What is expected: Rewrite all the items below, putting "file-row" wherever "file-item" appears and keeping every other part the same.

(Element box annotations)
--- start ---

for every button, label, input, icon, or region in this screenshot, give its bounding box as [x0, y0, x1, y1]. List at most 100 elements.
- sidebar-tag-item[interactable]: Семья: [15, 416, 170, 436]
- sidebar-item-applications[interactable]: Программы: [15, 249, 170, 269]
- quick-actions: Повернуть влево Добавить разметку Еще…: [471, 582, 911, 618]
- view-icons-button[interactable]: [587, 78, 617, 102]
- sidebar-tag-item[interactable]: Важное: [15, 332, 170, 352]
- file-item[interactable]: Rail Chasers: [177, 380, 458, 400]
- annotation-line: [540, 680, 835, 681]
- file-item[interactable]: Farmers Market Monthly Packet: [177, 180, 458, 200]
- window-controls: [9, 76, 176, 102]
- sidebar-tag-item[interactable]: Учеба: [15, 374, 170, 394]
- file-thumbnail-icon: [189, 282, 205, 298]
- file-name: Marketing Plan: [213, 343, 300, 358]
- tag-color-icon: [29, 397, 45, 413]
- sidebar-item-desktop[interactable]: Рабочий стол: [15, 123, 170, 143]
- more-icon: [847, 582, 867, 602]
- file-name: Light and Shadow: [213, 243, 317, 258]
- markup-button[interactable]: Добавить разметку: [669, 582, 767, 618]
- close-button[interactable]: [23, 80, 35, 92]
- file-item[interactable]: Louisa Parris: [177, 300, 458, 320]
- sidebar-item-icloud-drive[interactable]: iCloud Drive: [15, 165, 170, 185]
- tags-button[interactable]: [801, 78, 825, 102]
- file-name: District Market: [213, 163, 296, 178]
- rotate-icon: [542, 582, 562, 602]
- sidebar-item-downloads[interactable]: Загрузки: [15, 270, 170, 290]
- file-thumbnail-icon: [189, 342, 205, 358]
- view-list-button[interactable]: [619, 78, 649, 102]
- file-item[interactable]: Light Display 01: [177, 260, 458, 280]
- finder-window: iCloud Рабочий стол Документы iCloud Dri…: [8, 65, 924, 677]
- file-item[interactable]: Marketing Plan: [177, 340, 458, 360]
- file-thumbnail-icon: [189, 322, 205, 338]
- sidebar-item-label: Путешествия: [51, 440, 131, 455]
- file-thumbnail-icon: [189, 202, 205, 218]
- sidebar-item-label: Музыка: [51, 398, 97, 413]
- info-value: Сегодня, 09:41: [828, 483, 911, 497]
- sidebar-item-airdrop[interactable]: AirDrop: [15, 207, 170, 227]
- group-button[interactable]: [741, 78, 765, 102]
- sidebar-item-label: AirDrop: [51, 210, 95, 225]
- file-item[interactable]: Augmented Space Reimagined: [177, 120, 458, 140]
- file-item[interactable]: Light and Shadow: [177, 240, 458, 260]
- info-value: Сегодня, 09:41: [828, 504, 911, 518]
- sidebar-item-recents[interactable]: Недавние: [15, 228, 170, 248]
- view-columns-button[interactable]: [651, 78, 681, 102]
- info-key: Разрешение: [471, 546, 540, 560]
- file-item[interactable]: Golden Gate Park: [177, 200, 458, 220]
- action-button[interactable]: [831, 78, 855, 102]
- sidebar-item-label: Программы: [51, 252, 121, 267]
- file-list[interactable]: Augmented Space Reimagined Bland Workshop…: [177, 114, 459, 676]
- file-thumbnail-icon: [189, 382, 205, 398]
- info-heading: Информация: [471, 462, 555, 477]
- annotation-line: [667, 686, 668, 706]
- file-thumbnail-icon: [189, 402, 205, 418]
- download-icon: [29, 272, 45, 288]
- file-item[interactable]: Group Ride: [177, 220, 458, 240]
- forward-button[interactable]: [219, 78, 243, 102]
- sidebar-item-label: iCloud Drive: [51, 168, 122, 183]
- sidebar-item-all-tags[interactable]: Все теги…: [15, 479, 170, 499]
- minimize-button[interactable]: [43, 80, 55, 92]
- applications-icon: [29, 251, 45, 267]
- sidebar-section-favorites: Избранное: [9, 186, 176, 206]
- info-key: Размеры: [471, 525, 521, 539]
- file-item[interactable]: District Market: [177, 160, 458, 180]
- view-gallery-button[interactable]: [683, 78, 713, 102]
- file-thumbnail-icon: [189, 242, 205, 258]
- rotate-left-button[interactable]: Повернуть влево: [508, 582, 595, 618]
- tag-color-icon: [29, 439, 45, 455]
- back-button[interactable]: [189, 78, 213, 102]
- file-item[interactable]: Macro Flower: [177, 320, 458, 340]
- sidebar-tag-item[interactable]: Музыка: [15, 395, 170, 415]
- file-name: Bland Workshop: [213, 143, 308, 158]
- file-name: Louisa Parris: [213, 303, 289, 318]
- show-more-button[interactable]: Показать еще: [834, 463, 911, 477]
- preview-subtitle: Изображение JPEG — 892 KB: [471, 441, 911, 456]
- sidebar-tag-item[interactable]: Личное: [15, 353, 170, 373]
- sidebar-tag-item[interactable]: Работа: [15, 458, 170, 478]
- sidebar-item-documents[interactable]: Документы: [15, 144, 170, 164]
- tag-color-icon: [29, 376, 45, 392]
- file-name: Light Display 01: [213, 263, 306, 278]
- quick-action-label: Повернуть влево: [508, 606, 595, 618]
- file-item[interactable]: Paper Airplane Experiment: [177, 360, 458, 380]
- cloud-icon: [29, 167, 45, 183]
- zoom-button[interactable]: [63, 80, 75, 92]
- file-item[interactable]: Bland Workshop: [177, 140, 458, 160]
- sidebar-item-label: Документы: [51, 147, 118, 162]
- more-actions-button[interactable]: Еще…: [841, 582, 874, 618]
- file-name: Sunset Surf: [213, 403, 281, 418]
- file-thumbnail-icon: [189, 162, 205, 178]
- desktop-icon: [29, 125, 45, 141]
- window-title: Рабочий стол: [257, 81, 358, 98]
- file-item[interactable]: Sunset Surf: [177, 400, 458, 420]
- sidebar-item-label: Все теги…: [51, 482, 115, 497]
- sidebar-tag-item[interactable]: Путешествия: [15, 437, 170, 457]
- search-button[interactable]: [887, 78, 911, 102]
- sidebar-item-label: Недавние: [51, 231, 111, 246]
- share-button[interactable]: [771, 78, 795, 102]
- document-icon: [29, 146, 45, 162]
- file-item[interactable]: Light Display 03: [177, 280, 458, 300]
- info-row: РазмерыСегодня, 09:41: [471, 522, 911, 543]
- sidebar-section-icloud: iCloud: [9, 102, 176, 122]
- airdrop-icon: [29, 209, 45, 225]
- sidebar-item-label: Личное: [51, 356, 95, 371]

--- end ---

Problem solution:
for every button, label, input, icon, or region in this screenshot, give its bounding box as [x0, y0, x1, y1]. List at most 100 elements.
- sidebar-tag-item[interactable]: Семья: [15, 416, 170, 436]
- sidebar-item-applications[interactable]: Программы: [15, 249, 170, 269]
- quick-actions: Повернуть влево Добавить разметку Еще…: [471, 582, 911, 618]
- view-icons-button[interactable]: [587, 78, 617, 102]
- sidebar-tag-item[interactable]: Важное: [15, 332, 170, 352]
- file-row[interactable]: Rail Chasers: [177, 380, 458, 400]
- annotation-line: [540, 680, 835, 681]
- file-row[interactable]: Farmers Market Monthly Packet: [177, 180, 458, 200]
- window-controls: [9, 76, 176, 102]
- sidebar-tag-item[interactable]: Учеба: [15, 374, 170, 394]
- file-thumbnail-icon: [189, 282, 205, 298]
- file-name: Marketing Plan: [213, 343, 300, 358]
- tag-color-icon: [29, 397, 45, 413]
- sidebar-item-desktop[interactable]: Рабочий стол: [15, 123, 170, 143]
- more-icon: [847, 582, 867, 602]
- file-name: Light and Shadow: [213, 243, 317, 258]
- markup-button[interactable]: Добавить разметку: [669, 582, 767, 618]
- close-button[interactable]: [23, 80, 35, 92]
- file-row[interactable]: Louisa Parris: [177, 300, 458, 320]
- sidebar-item-icloud-drive[interactable]: iCloud Drive: [15, 165, 170, 185]
- tags-button[interactable]: [801, 78, 825, 102]
- file-name: District Market: [213, 163, 296, 178]
- rotate-icon: [542, 582, 562, 602]
- sidebar-item-downloads[interactable]: Загрузки: [15, 270, 170, 290]
- file-thumbnail-icon: [189, 342, 205, 358]
- view-list-button[interactable]: [619, 78, 649, 102]
- file-row[interactable]: Light Display 01: [177, 260, 458, 280]
- finder-window: iCloud Рабочий стол Документы iCloud Dri…: [8, 65, 924, 677]
- file-row[interactable]: Marketing Plan: [177, 340, 458, 360]
- file-thumbnail-icon: [189, 322, 205, 338]
- sidebar-item-label: Путешествия: [51, 440, 131, 455]
- file-thumbnail-icon: [189, 202, 205, 218]
- sidebar-item-label: Музыка: [51, 398, 97, 413]
- info-value: Сегодня, 09:41: [828, 483, 911, 497]
- sidebar-item-airdrop[interactable]: AirDrop: [15, 207, 170, 227]
- group-button[interactable]: [741, 78, 765, 102]
- sidebar-item-label: AirDrop: [51, 210, 95, 225]
- file-row[interactable]: Augmented Space Reimagined: [177, 120, 458, 140]
- file-row[interactable]: Light and Shadow: [177, 240, 458, 260]
- info-value: Сегодня, 09:41: [828, 504, 911, 518]
- sidebar-item-recents[interactable]: Недавние: [15, 228, 170, 248]
- view-columns-button[interactable]: [651, 78, 681, 102]
- info-key: Разрешение: [471, 546, 540, 560]
- file-row[interactable]: Golden Gate Park: [177, 200, 458, 220]
- action-button[interactable]: [831, 78, 855, 102]
- sidebar-item-label: Программы: [51, 252, 121, 267]
- file-list[interactable]: Augmented Space Reimagined Bland Workshop…: [177, 114, 459, 676]
- file-thumbnail-icon: [189, 382, 205, 398]
- info-heading: Информация: [471, 462, 555, 477]
- annotation-line: [667, 686, 668, 706]
- file-thumbnail-icon: [189, 402, 205, 418]
- download-icon: [29, 272, 45, 288]
- file-row[interactable]: Group Ride: [177, 220, 458, 240]
- forward-button[interactable]: [219, 78, 243, 102]
- sidebar-item-label: iCloud Drive: [51, 168, 122, 183]
- sidebar-item-all-tags[interactable]: Все теги…: [15, 479, 170, 499]
- minimize-button[interactable]: [43, 80, 55, 92]
- applications-icon: [29, 251, 45, 267]
- sidebar-section-favorites: Избранное: [9, 186, 176, 206]
- info-key: Размеры: [471, 525, 521, 539]
- file-row[interactable]: District Market: [177, 160, 458, 180]
- view-gallery-button[interactable]: [683, 78, 713, 102]
- file-thumbnail-icon: [189, 242, 205, 258]
- rotate-left-button[interactable]: Повернуть влево: [508, 582, 595, 618]
- tag-color-icon: [29, 439, 45, 455]
- back-button[interactable]: [189, 78, 213, 102]
- file-row[interactable]: Macro Flower: [177, 320, 458, 340]
- sidebar-tag-item[interactable]: Музыка: [15, 395, 170, 415]
- file-name: Bland Workshop: [213, 143, 308, 158]
- file-name: Louisa Parris: [213, 303, 289, 318]
- show-more-button[interactable]: Показать еще: [834, 463, 911, 477]
- preview-subtitle: Изображение JPEG — 892 KB: [471, 441, 911, 456]
- sidebar-tag-item[interactable]: Личное: [15, 353, 170, 373]
- sidebar-tag-item[interactable]: Работа: [15, 458, 170, 478]
- sidebar-item-documents[interactable]: Документы: [15, 144, 170, 164]
- tag-color-icon: [29, 376, 45, 392]
- file-name: Light Display 01: [213, 263, 306, 278]
- quick-action-label: Повернуть влево: [508, 606, 595, 618]
- file-row[interactable]: Paper Airplane Experiment: [177, 360, 458, 380]
- cloud-icon: [29, 167, 45, 183]
- zoom-button[interactable]: [63, 80, 75, 92]
- file-row[interactable]: Bland Workshop: [177, 140, 458, 160]
- sidebar-item-label: Документы: [51, 147, 118, 162]
- more-actions-button[interactable]: Еще…: [841, 582, 874, 618]
- file-name: Sunset Surf: [213, 403, 281, 418]
- file-thumbnail-icon: [189, 162, 205, 178]
- desktop-icon: [29, 125, 45, 141]
- window-title: Рабочий стол: [257, 81, 358, 98]
- file-row[interactable]: Sunset Surf: [177, 400, 458, 420]
- sidebar-item-label: Все теги…: [51, 482, 115, 497]
- sidebar-tag-item[interactable]: Путешествия: [15, 437, 170, 457]
- search-button[interactable]: [887, 78, 911, 102]
- sidebar-item-label: Недавние: [51, 231, 111, 246]
- share-button[interactable]: [771, 78, 795, 102]
- document-icon: [29, 146, 45, 162]
- file-row[interactable]: Light Display 03: [177, 280, 458, 300]
- info-row: РазмерыСегодня, 09:41: [471, 522, 911, 543]
- sidebar-section-icloud: iCloud: [9, 102, 176, 122]
- airdrop-icon: [29, 209, 45, 225]
- sidebar-item-label: Личное: [51, 356, 95, 371]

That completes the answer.